#### Work to do
Return the lines from the one containing "231, 447, 335]" to the one containing "profile-text-block: Terry Benedict", both included, copied exactly and nothing else.

#### Input for this task
------------------------------------------------------------------------

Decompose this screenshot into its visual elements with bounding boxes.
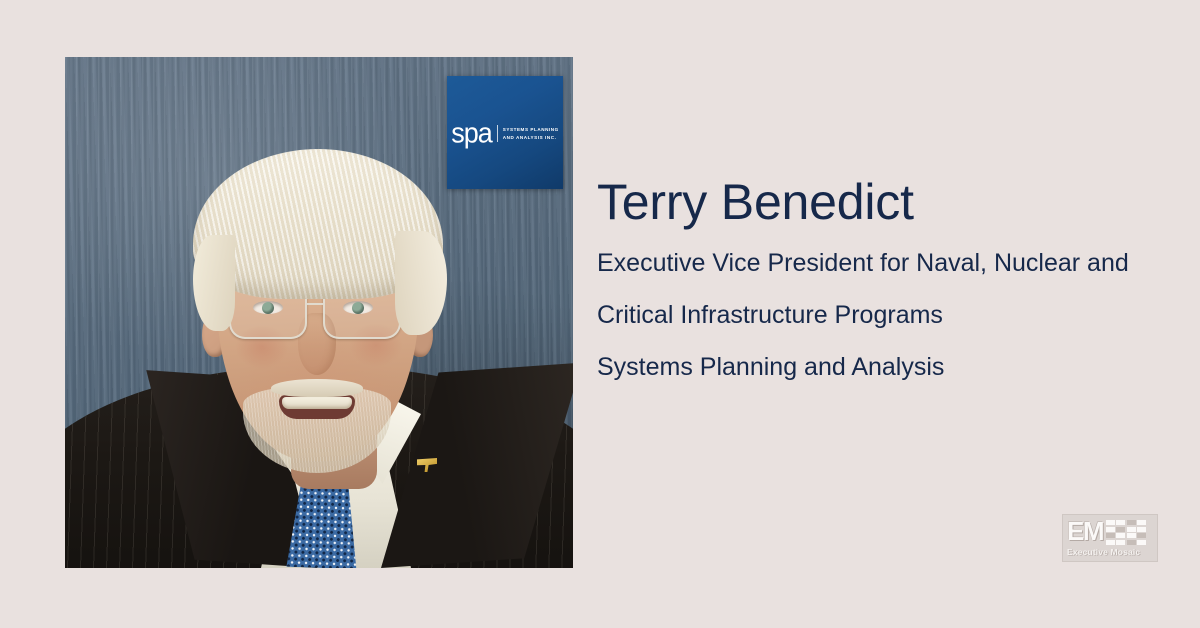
hair-side-right	[395, 231, 447, 335]
em-monogram: EM	[1067, 519, 1103, 544]
role-line-1: Executive Vice President for Naval, Nucl…	[597, 251, 1177, 276]
person-name: Terry Benedict	[597, 176, 1177, 229]
mustache	[271, 379, 363, 397]
spa-wordmark: spa	[451, 119, 492, 148]
hair-side-left	[193, 235, 235, 331]
mouth	[279, 395, 355, 419]
spa-tagline-line-2: AND ANALYSIS INC.	[503, 135, 557, 140]
role-line-3: Systems Planning and Analysis	[597, 355, 1177, 380]
executive-mosaic-watermark: EM Executive Mosaic	[1062, 514, 1158, 562]
em-caption: Executive Mosaic	[1067, 547, 1153, 557]
mosaic-tiles-icon	[1106, 520, 1146, 545]
profile-text-block: Terry Benedict Executive Vice President …	[597, 176, 1177, 380]
role-line-2: Critical Infrastructure Programs	[597, 303, 1177, 328]
spa-logo-divider	[497, 125, 498, 142]
em-logo-top-row: EM	[1067, 519, 1153, 545]
spa-company-logo: spa SYSTEMS PLANNING AND ANALYSIS INC.	[447, 76, 563, 189]
spa-tagline-line-1: SYSTEMS PLANNING	[503, 127, 559, 132]
role-description: Executive Vice President for Naval, Nucl…	[597, 251, 1177, 380]
spa-tagline: SYSTEMS PLANNING AND ANALYSIS INC.	[503, 126, 559, 141]
portrait-photo: spa SYSTEMS PLANNING AND ANALYSIS INC.	[65, 57, 573, 568]
teeth	[282, 397, 352, 409]
glasses-bridge	[307, 303, 323, 305]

------------------------------------------------------------------------

#### Reply to the task
hair-side-right	[395, 231, 447, 335]
em-monogram: EM	[1067, 519, 1103, 544]
role-line-1: Executive Vice President for Naval, Nucl…	[597, 251, 1177, 276]
person-name: Terry Benedict	[597, 176, 1177, 229]
mustache	[271, 379, 363, 397]
spa-wordmark: spa	[451, 119, 492, 148]
hair-side-left	[193, 235, 235, 331]
mouth	[279, 395, 355, 419]
spa-tagline-line-2: AND ANALYSIS INC.	[503, 135, 557, 140]
role-line-3: Systems Planning and Analysis	[597, 355, 1177, 380]
executive-mosaic-watermark: EM Executive Mosaic	[1062, 514, 1158, 562]
em-caption: Executive Mosaic	[1067, 547, 1153, 557]
mosaic-tiles-icon	[1106, 520, 1146, 545]
profile-text-block: Terry Benedict Executive Vice President …	[597, 176, 1177, 380]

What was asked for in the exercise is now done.